Start of Recorded data

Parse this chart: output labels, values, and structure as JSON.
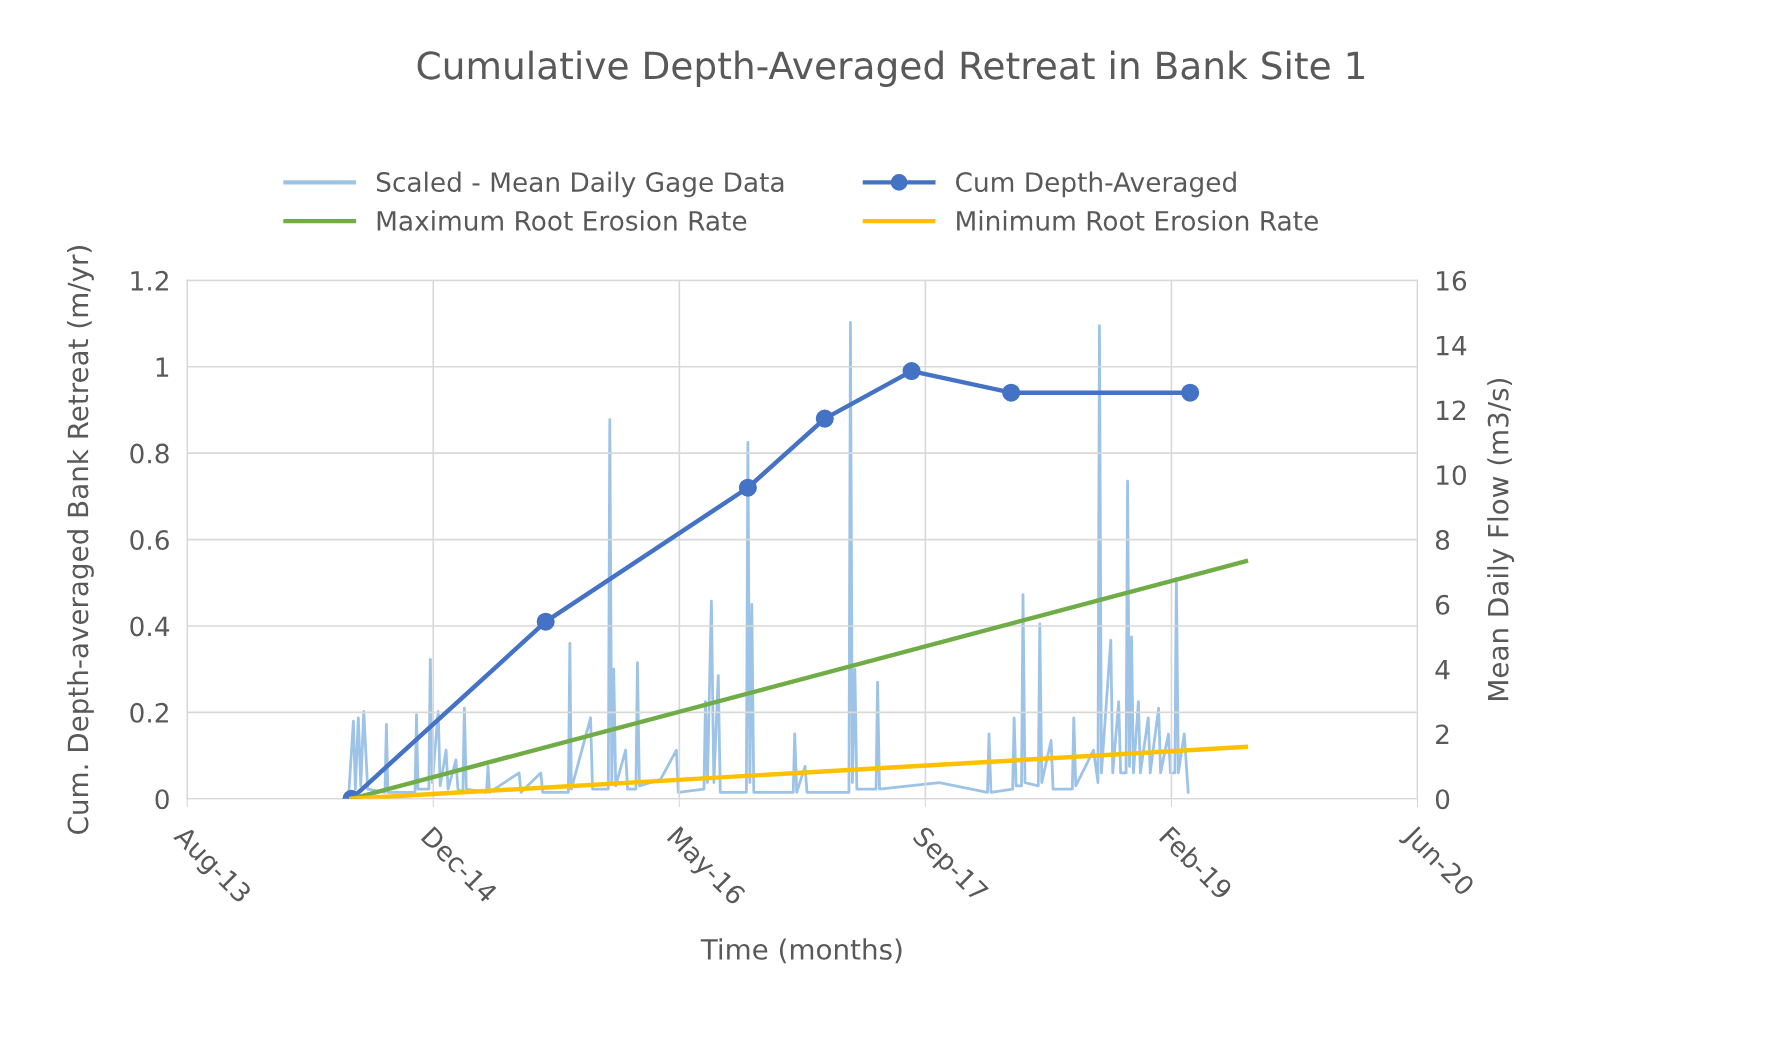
{
  "chart_data": {
    "type": "line",
    "title": "Cumulative Depth-Averaged Retreat in Bank Site 1",
    "xlabel": "Time (months)",
    "ylabel": "Cum. Depth-averaged Bank Retreat (m/yr)",
    "y2label": "Mean Daily Flow (m3/s)",
    "xlim": [
      "2013-08-15",
      "2020-06-14"
    ],
    "xticks": [
      {
        "value": "2013-08-15",
        "label": "Aug-13"
      },
      {
        "value": "2014-12-27",
        "label": "Dec-14"
      },
      {
        "value": "2016-05-09",
        "label": "May-16"
      },
      {
        "value": "2017-09-20",
        "label": "Sep-17"
      },
      {
        "value": "2019-02-01",
        "label": "Feb-19"
      },
      {
        "value": "2020-06-14",
        "label": "Jun-20"
      }
    ],
    "ylim": [
      0,
      1.2
    ],
    "yticks": [
      0,
      0.2,
      0.4,
      0.6,
      0.8,
      1,
      1.2
    ],
    "y2lim": [
      0,
      16
    ],
    "y2ticks": [
      0,
      2,
      4,
      6,
      8,
      10,
      12,
      14,
      16
    ],
    "grid": true,
    "legend": "top",
    "series": [
      {
        "name": "Scaled - Mean Daily Gage Data",
        "color": "#9dc3e6",
        "axis": "y2",
        "marker": "none",
        "x": [
          "2014-07-08",
          "2014-07-18",
          "2014-07-22",
          "2014-07-28",
          "2014-08-02",
          "2014-08-08",
          "2014-08-16",
          "2014-09-20",
          "2014-09-23",
          "2014-09-26",
          "2014-11-20",
          "2014-11-23",
          "2014-11-26",
          "2014-12-18",
          "2014-12-21",
          "2014-12-25",
          "2015-01-06",
          "2015-01-10",
          "2015-01-22",
          "2015-01-26",
          "2015-02-11",
          "2015-02-15",
          "2015-02-25",
          "2015-02-28",
          "2015-03-04",
          "2015-04-14",
          "2015-04-17",
          "2015-04-20",
          "2015-06-19",
          "2015-06-23",
          "2015-08-02",
          "2015-08-06",
          "2015-09-27",
          "2015-09-30",
          "2015-10-03",
          "2015-11-11",
          "2015-11-15",
          "2015-12-17",
          "2015-12-20",
          "2015-12-24",
          "2015-12-28",
          "2016-01-01",
          "2016-01-21",
          "2016-01-25",
          "2016-02-11",
          "2016-02-14",
          "2016-02-18",
          "2016-04-01",
          "2016-05-03",
          "2016-05-07",
          "2016-06-28",
          "2016-07-01",
          "2016-07-05",
          "2016-07-13",
          "2016-07-18",
          "2016-07-27",
          "2016-07-31",
          "2016-09-22",
          "2016-09-25",
          "2016-09-29",
          "2016-10-03",
          "2016-10-07",
          "2016-12-26",
          "2016-12-29",
          "2017-01-02",
          "2017-01-19",
          "2017-01-23",
          "2017-04-18",
          "2017-04-21",
          "2017-04-25",
          "2017-04-30",
          "2017-05-04",
          "2017-06-12",
          "2017-06-15",
          "2017-06-19",
          "2017-10-18",
          "2018-01-24",
          "2018-01-27",
          "2018-01-31",
          "2018-03-16",
          "2018-03-19",
          "2018-03-23",
          "2018-04-03",
          "2018-04-06",
          "2018-04-10",
          "2018-05-07",
          "2018-05-10",
          "2018-05-14",
          "2018-06-02",
          "2018-06-06",
          "2018-07-15",
          "2018-07-18",
          "2018-07-22",
          "2018-08-27",
          "2018-09-05",
          "2018-09-08",
          "2018-09-12",
          "2018-10-01",
          "2018-10-05",
          "2018-10-17",
          "2018-10-21",
          "2018-11-01",
          "2018-11-04",
          "2018-11-08",
          "2018-11-12",
          "2018-11-16",
          "2018-11-26",
          "2018-11-30",
          "2018-12-16",
          "2018-12-20",
          "2019-01-06",
          "2019-01-10",
          "2019-01-26",
          "2019-01-30",
          "2019-02-08",
          "2019-02-11",
          "2019-02-15",
          "2019-02-27",
          "2019-03-07"
        ],
        "values": [
          0,
          2.4,
          0.3,
          2.5,
          0.4,
          2.7,
          0.3,
          0.2,
          2.3,
          0.2,
          0.2,
          2.6,
          0.3,
          0.3,
          4.3,
          0.5,
          2.7,
          0.4,
          1.5,
          0.3,
          1.2,
          0.3,
          0.2,
          2.8,
          0.3,
          0.2,
          1.0,
          0.2,
          0.8,
          0.2,
          0.8,
          0.2,
          0.2,
          4.8,
          0.3,
          2.5,
          0.3,
          0.3,
          11.7,
          0.5,
          4.0,
          0.4,
          1.5,
          0.3,
          0.3,
          4.2,
          0.4,
          0.6,
          1.5,
          0.2,
          0.3,
          3.0,
          0.5,
          6.1,
          0.5,
          3.8,
          0.2,
          0.2,
          11.0,
          0.5,
          6.0,
          0.2,
          0.2,
          2.0,
          0.2,
          1.0,
          0.2,
          0.2,
          14.7,
          0.5,
          4.0,
          0.3,
          0.3,
          3.6,
          0.3,
          0.5,
          0.2,
          2.0,
          0.2,
          0.3,
          2.5,
          0.4,
          0.4,
          6.3,
          0.5,
          0.4,
          5.4,
          0.5,
          1.8,
          0.3,
          0.3,
          2.5,
          0.4,
          1.5,
          0.5,
          14.6,
          0.8,
          4.9,
          0.8,
          3.0,
          0.8,
          0.8,
          9.8,
          1.0,
          5.0,
          0.8,
          3.0,
          0.8,
          2.5,
          0.8,
          2.8,
          0.8,
          2.0,
          0.8,
          0.8,
          6.8,
          0.8,
          2.0,
          0.2
        ]
      },
      {
        "name": "Cum Depth-Averaged",
        "color": "#4472c4",
        "marker": "circle",
        "x": [
          "2014-07-14",
          "2015-08-12",
          "2016-09-25",
          "2017-02-28",
          "2017-08-23",
          "2018-03-13",
          "2019-03-11"
        ],
        "values": [
          0,
          0.41,
          0.72,
          0.88,
          0.99,
          0.94,
          0.94
        ]
      },
      {
        "name": "Maximum Root Erosion Rate",
        "color": "#70ad47",
        "marker": "none",
        "x": [
          "2014-07-14",
          "2019-07-02"
        ],
        "values": [
          0,
          0.55
        ]
      },
      {
        "name": "Minimum Root Erosion Rate",
        "color": "#ffc000",
        "marker": "none",
        "x": [
          "2014-07-14",
          "2019-07-02"
        ],
        "values": [
          0,
          0.12
        ]
      }
    ]
  }
}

End of Recorded data

## What to work on:
Without the pictures, write out the whole listing above exactly as it appears.

## Exercise answer:
Parse this chart: output labels, values, and structure as JSON.
{
  "chart_data": {
    "type": "line",
    "title": "Cumulative Depth-Averaged Retreat in Bank Site 1",
    "xlabel": "Time (months)",
    "ylabel": "Cum. Depth-averaged Bank Retreat (m/yr)",
    "y2label": "Mean Daily Flow (m3/s)",
    "xlim": [
      "2013-08-15",
      "2020-06-14"
    ],
    "xticks": [
      {
        "value": "2013-08-15",
        "label": "Aug-13"
      },
      {
        "value": "2014-12-27",
        "label": "Dec-14"
      },
      {
        "value": "2016-05-09",
        "label": "May-16"
      },
      {
        "value": "2017-09-20",
        "label": "Sep-17"
      },
      {
        "value": "2019-02-01",
        "label": "Feb-19"
      },
      {
        "value": "2020-06-14",
        "label": "Jun-20"
      }
    ],
    "ylim": [
      0,
      1.2
    ],
    "yticks": [
      0,
      0.2,
      0.4,
      0.6,
      0.8,
      1,
      1.2
    ],
    "y2lim": [
      0,
      16
    ],
    "y2ticks": [
      0,
      2,
      4,
      6,
      8,
      10,
      12,
      14,
      16
    ],
    "grid": true,
    "legend": "top",
    "series": [
      {
        "name": "Scaled - Mean Daily Gage Data",
        "color": "#9dc3e6",
        "axis": "y2",
        "marker": "none",
        "x": [
          "2014-07-08",
          "2014-07-18",
          "2014-07-22",
          "2014-07-28",
          "2014-08-02",
          "2014-08-08",
          "2014-08-16",
          "2014-09-20",
          "2014-09-23",
          "2014-09-26",
          "2014-11-20",
          "2014-11-23",
          "2014-11-26",
          "2014-12-18",
          "2014-12-21",
          "2014-12-25",
          "2015-01-06",
          "2015-01-10",
          "2015-01-22",
          "2015-01-26",
          "2015-02-11",
          "2015-02-15",
          "2015-02-25",
          "2015-02-28",
          "2015-03-04",
          "2015-04-14",
          "2015-04-17",
          "2015-04-20",
          "2015-06-19",
          "2015-06-23",
          "2015-08-02",
          "2015-08-06",
          "2015-09-27",
          "2015-09-30",
          "2015-10-03",
          "2015-11-11",
          "2015-11-15",
          "2015-12-17",
          "2015-12-20",
          "2015-12-24",
          "2015-12-28",
          "2016-01-01",
          "2016-01-21",
          "2016-01-25",
          "2016-02-11",
          "2016-02-14",
          "2016-02-18",
          "2016-04-01",
          "2016-05-03",
          "2016-05-07",
          "2016-06-28",
          "2016-07-01",
          "2016-07-05",
          "2016-07-13",
          "2016-07-18",
          "2016-07-27",
          "2016-07-31",
          "2016-09-22",
          "2016-09-25",
          "2016-09-29",
          "2016-10-03",
          "2016-10-07",
          "2016-12-26",
          "2016-12-29",
          "2017-01-02",
          "2017-01-19",
          "2017-01-23",
          "2017-04-18",
          "2017-04-21",
          "2017-04-25",
          "2017-04-30",
          "2017-05-04",
          "2017-06-12",
          "2017-06-15",
          "2017-06-19",
          "2017-10-18",
          "2018-01-24",
          "2018-01-27",
          "2018-01-31",
          "2018-03-16",
          "2018-03-19",
          "2018-03-23",
          "2018-04-03",
          "2018-04-06",
          "2018-04-10",
          "2018-05-07",
          "2018-05-10",
          "2018-05-14",
          "2018-06-02",
          "2018-06-06",
          "2018-07-15",
          "2018-07-18",
          "2018-07-22",
          "2018-08-27",
          "2018-09-05",
          "2018-09-08",
          "2018-09-12",
          "2018-10-01",
          "2018-10-05",
          "2018-10-17",
          "2018-10-21",
          "2018-11-01",
          "2018-11-04",
          "2018-11-08",
          "2018-11-12",
          "2018-11-16",
          "2018-11-26",
          "2018-11-30",
          "2018-12-16",
          "2018-12-20",
          "2019-01-06",
          "2019-01-10",
          "2019-01-26",
          "2019-01-30",
          "2019-02-08",
          "2019-02-11",
          "2019-02-15",
          "2019-02-27",
          "2019-03-07"
        ],
        "values": [
          0,
          2.4,
          0.3,
          2.5,
          0.4,
          2.7,
          0.3,
          0.2,
          2.3,
          0.2,
          0.2,
          2.6,
          0.3,
          0.3,
          4.3,
          0.5,
          2.7,
          0.4,
          1.5,
          0.3,
          1.2,
          0.3,
          0.2,
          2.8,
          0.3,
          0.2,
          1.0,
          0.2,
          0.8,
          0.2,
          0.8,
          0.2,
          0.2,
          4.8,
          0.3,
          2.5,
          0.3,
          0.3,
          11.7,
          0.5,
          4.0,
          0.4,
          1.5,
          0.3,
          0.3,
          4.2,
          0.4,
          0.6,
          1.5,
          0.2,
          0.3,
          3.0,
          0.5,
          6.1,
          0.5,
          3.8,
          0.2,
          0.2,
          11.0,
          0.5,
          6.0,
          0.2,
          0.2,
          2.0,
          0.2,
          1.0,
          0.2,
          0.2,
          14.7,
          0.5,
          4.0,
          0.3,
          0.3,
          3.6,
          0.3,
          0.5,
          0.2,
          2.0,
          0.2,
          0.3,
          2.5,
          0.4,
          0.4,
          6.3,
          0.5,
          0.4,
          5.4,
          0.5,
          1.8,
          0.3,
          0.3,
          2.5,
          0.4,
          1.5,
          0.5,
          14.6,
          0.8,
          4.9,
          0.8,
          3.0,
          0.8,
          0.8,
          9.8,
          1.0,
          5.0,
          0.8,
          3.0,
          0.8,
          2.5,
          0.8,
          2.8,
          0.8,
          2.0,
          0.8,
          0.8,
          6.8,
          0.8,
          2.0,
          0.2
        ]
      },
      {
        "name": "Cum Depth-Averaged",
        "color": "#4472c4",
        "marker": "circle",
        "x": [
          "2014-07-14",
          "2015-08-12",
          "2016-09-25",
          "2017-02-28",
          "2017-08-23",
          "2018-03-13",
          "2019-03-11"
        ],
        "values": [
          0,
          0.41,
          0.72,
          0.88,
          0.99,
          0.94,
          0.94
        ]
      },
      {
        "name": "Maximum Root Erosion Rate",
        "color": "#70ad47",
        "marker": "none",
        "x": [
          "2014-07-14",
          "2019-07-02"
        ],
        "values": [
          0,
          0.55
        ]
      },
      {
        "name": "Minimum Root Erosion Rate",
        "color": "#ffc000",
        "marker": "none",
        "x": [
          "2014-07-14",
          "2019-07-02"
        ],
        "values": [
          0,
          0.12
        ]
      }
    ]
  }
}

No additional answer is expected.